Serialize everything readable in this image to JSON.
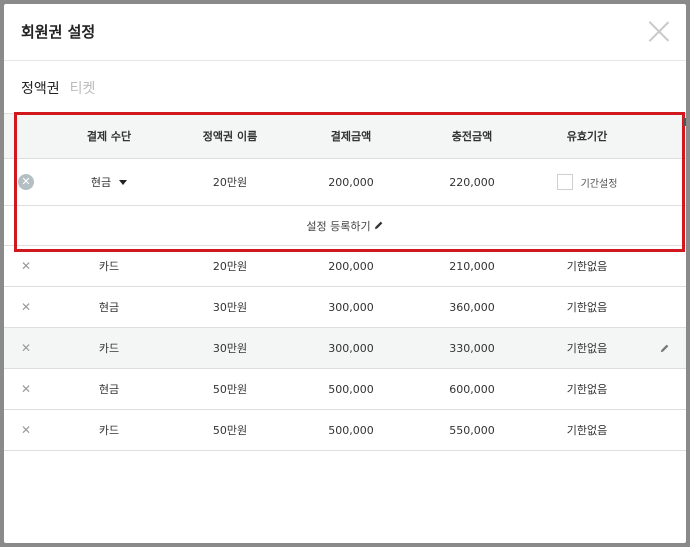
{
  "modal": {
    "title": "회원권 설정",
    "close_icon": "close-icon"
  },
  "tabs": [
    {
      "label": "정액권",
      "active": true
    },
    {
      "label": "티켓",
      "active": false
    }
  ],
  "table": {
    "headers": [
      "결제 수단",
      "정액권 이름",
      "결제금액",
      "충전금액",
      "유효기간"
    ],
    "input_row": {
      "payment_method": "현금",
      "name": "20만원",
      "payment_amount": "200,000",
      "charge_amount": "220,000",
      "period_label": "기간설정"
    },
    "register_label": "설정 등록하기",
    "rows": [
      {
        "payment": "카드",
        "name": "20만원",
        "amount": "200,000",
        "charge": "210,000",
        "period": "기한없음"
      },
      {
        "payment": "현금",
        "name": "30만원",
        "amount": "300,000",
        "charge": "360,000",
        "period": "기한없음"
      },
      {
        "payment": "카드",
        "name": "30만원",
        "amount": "300,000",
        "charge": "330,000",
        "period": "기한없음"
      },
      {
        "payment": "현금",
        "name": "50만원",
        "amount": "500,000",
        "charge": "600,000",
        "period": "기한없음"
      },
      {
        "payment": "카드",
        "name": "50만원",
        "amount": "500,000",
        "charge": "550,000",
        "period": "기한없음"
      }
    ],
    "highlighted_row": 2
  },
  "colors": {
    "highlight_border": "#d0181e",
    "header_bg": "#f4f6f6",
    "inactive_tab": "#bbbbbb"
  }
}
#####
Leave out the pictures and copy everything else in the records word for word.

**WORKED SOLUTION**
Serialize everything readable in this image to JSON.
{
  "modal": {
    "title": "회원권 설정",
    "close_icon": "close-icon"
  },
  "tabs": [
    {
      "label": "정액권",
      "active": true
    },
    {
      "label": "티켓",
      "active": false
    }
  ],
  "table": {
    "headers": [
      "결제 수단",
      "정액권 이름",
      "결제금액",
      "충전금액",
      "유효기간"
    ],
    "input_row": {
      "payment_method": "현금",
      "name": "20만원",
      "payment_amount": "200,000",
      "charge_amount": "220,000",
      "period_label": "기간설정"
    },
    "register_label": "설정 등록하기",
    "rows": [
      {
        "payment": "카드",
        "name": "20만원",
        "amount": "200,000",
        "charge": "210,000",
        "period": "기한없음"
      },
      {
        "payment": "현금",
        "name": "30만원",
        "amount": "300,000",
        "charge": "360,000",
        "period": "기한없음"
      },
      {
        "payment": "카드",
        "name": "30만원",
        "amount": "300,000",
        "charge": "330,000",
        "period": "기한없음"
      },
      {
        "payment": "현금",
        "name": "50만원",
        "amount": "500,000",
        "charge": "600,000",
        "period": "기한없음"
      },
      {
        "payment": "카드",
        "name": "50만원",
        "amount": "500,000",
        "charge": "550,000",
        "period": "기한없음"
      }
    ],
    "highlighted_row": 2
  },
  "colors": {
    "highlight_border": "#d0181e",
    "header_bg": "#f4f6f6",
    "inactive_tab": "#bbbbbb"
  }
}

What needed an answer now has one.